**WORKING DATA:**
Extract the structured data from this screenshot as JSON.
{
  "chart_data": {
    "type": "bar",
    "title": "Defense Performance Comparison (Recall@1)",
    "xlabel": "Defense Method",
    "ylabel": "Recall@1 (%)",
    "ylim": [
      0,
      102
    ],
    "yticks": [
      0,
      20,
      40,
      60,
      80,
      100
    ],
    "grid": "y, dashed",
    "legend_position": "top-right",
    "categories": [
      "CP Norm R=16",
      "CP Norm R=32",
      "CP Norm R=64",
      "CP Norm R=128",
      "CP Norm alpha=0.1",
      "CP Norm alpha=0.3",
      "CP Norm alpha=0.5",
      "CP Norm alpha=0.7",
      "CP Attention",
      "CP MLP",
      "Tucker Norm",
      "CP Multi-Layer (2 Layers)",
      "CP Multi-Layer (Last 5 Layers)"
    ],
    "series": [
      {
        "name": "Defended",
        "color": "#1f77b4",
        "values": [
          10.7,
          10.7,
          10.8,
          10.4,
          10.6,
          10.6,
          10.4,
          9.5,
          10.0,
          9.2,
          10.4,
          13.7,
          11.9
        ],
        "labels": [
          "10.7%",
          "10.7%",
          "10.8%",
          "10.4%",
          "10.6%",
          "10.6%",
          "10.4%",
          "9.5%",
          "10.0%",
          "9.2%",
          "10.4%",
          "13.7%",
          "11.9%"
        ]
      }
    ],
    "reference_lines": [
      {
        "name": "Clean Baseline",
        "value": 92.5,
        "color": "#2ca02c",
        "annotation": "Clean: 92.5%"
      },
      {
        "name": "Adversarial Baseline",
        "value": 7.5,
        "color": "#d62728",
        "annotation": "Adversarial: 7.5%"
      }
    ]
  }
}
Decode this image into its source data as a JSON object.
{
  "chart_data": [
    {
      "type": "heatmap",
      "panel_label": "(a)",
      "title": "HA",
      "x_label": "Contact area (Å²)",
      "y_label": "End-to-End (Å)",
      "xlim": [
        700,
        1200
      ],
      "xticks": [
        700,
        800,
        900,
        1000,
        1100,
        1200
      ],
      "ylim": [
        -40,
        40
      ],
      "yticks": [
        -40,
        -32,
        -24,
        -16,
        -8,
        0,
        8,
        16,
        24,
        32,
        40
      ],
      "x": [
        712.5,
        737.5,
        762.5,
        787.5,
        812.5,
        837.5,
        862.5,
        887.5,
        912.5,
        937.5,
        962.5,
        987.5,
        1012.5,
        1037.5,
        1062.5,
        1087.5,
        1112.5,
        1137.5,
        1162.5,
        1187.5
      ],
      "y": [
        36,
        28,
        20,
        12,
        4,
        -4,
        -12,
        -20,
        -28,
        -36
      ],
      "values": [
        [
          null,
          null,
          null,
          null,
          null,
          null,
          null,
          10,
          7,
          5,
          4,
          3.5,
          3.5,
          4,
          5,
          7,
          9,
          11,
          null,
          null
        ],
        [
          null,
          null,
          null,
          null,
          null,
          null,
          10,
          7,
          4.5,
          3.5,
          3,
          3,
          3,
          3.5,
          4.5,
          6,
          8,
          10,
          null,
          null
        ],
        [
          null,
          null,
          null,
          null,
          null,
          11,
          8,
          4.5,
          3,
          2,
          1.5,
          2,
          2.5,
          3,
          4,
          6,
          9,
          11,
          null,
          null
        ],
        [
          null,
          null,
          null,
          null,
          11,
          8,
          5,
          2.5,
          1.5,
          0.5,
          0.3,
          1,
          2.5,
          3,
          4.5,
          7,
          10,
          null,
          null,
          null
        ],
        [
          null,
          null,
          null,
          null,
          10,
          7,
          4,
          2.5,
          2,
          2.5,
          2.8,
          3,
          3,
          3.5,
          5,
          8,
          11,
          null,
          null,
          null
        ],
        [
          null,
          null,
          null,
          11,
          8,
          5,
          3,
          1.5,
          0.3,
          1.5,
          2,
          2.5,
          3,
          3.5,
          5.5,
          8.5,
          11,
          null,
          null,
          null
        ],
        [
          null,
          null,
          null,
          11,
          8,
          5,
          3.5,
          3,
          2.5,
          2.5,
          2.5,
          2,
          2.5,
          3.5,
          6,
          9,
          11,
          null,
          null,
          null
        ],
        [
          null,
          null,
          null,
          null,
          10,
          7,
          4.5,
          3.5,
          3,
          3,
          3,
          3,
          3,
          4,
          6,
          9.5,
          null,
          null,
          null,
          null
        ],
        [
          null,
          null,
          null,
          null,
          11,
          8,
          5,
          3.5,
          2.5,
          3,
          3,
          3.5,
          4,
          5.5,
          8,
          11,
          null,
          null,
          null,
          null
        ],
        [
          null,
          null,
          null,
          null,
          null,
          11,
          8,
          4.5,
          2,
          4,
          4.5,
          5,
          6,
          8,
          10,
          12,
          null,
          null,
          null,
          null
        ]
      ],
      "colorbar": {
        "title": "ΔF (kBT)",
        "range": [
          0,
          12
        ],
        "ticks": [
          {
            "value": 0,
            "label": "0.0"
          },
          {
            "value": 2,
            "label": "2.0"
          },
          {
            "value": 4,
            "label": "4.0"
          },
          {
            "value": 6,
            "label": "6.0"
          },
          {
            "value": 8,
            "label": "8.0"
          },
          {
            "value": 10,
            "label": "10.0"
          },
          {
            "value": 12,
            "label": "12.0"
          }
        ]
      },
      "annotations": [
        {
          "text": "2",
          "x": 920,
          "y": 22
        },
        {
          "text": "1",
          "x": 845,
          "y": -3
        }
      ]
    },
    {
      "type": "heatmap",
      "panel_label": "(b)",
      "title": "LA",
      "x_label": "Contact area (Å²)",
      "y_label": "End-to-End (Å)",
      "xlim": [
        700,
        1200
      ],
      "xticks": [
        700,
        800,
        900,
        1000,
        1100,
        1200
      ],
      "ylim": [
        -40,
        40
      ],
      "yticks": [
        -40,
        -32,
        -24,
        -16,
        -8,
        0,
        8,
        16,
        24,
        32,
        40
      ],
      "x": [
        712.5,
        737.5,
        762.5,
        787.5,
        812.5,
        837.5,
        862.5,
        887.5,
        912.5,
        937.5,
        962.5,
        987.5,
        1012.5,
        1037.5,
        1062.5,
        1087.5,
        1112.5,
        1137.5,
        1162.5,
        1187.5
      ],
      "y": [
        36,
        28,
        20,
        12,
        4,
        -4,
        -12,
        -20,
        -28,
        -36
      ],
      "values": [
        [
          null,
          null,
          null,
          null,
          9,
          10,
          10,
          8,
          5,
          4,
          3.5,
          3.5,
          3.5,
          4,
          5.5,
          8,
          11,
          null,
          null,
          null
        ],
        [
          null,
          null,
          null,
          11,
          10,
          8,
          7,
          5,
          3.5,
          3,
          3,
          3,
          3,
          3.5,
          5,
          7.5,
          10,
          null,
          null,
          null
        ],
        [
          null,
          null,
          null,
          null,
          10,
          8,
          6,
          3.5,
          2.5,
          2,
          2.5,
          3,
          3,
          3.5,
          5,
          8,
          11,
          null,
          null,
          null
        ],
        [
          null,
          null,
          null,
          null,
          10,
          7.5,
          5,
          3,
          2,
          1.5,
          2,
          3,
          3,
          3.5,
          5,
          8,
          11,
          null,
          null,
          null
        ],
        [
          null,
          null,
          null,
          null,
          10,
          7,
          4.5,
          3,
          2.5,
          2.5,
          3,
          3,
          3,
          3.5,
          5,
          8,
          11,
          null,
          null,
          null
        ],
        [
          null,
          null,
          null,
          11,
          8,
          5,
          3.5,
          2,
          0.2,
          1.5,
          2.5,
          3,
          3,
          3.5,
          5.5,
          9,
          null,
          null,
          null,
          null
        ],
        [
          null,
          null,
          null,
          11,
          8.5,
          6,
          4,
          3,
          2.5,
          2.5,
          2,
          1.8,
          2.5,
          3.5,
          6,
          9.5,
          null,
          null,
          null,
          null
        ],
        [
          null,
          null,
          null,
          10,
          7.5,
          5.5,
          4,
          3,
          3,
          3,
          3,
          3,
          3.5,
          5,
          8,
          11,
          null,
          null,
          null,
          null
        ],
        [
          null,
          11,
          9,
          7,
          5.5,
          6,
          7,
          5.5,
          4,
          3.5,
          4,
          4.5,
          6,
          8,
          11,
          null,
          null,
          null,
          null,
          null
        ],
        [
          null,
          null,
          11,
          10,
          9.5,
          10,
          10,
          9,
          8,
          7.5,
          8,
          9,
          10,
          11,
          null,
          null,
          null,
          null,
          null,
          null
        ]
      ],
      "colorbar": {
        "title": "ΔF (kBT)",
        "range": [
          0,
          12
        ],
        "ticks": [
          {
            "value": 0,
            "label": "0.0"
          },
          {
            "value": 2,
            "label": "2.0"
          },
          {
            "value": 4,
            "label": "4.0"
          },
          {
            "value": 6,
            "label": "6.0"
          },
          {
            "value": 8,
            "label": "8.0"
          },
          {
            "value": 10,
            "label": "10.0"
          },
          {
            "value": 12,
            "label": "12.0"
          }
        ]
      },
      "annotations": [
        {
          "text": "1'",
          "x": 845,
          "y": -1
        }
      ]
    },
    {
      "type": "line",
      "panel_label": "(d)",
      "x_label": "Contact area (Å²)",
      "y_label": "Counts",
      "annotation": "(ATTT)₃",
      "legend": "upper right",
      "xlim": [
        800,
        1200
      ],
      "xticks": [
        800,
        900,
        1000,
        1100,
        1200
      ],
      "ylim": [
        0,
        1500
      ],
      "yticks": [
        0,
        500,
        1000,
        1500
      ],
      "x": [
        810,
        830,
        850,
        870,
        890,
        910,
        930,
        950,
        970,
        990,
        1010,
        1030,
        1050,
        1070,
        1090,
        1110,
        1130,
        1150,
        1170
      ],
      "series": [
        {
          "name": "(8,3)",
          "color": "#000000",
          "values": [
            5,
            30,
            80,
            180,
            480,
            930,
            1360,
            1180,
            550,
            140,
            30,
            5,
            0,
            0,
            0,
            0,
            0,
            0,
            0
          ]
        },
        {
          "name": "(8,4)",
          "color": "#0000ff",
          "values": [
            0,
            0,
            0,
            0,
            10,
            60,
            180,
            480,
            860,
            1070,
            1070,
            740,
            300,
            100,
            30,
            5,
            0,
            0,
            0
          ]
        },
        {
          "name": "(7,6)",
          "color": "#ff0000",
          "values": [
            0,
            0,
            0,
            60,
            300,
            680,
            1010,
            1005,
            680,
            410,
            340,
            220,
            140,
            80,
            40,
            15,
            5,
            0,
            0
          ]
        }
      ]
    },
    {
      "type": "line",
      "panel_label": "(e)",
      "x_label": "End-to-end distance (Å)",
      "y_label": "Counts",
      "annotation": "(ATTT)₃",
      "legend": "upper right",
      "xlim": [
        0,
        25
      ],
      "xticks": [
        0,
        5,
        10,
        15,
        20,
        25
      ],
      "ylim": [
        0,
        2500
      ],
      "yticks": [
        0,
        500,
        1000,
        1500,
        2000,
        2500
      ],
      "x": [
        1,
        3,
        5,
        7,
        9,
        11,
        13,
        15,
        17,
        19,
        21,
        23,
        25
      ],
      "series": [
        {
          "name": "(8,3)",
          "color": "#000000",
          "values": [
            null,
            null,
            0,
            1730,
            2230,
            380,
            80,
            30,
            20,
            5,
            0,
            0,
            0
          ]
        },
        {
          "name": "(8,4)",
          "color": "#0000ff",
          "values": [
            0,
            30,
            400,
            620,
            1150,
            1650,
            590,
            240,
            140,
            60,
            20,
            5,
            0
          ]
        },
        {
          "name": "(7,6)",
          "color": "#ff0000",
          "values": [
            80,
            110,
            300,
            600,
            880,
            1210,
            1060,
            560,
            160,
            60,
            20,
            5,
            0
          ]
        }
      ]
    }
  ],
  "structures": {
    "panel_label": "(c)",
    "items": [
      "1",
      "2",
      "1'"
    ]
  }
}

**PROBLEM DETAILS:**
Copy all lines of the material above where the string "Clean" occurs.

**RESULT FOR THIS EXERCISE:**
        "name": "Clean Baseline",
        "annotation": "Clean: 92.5%"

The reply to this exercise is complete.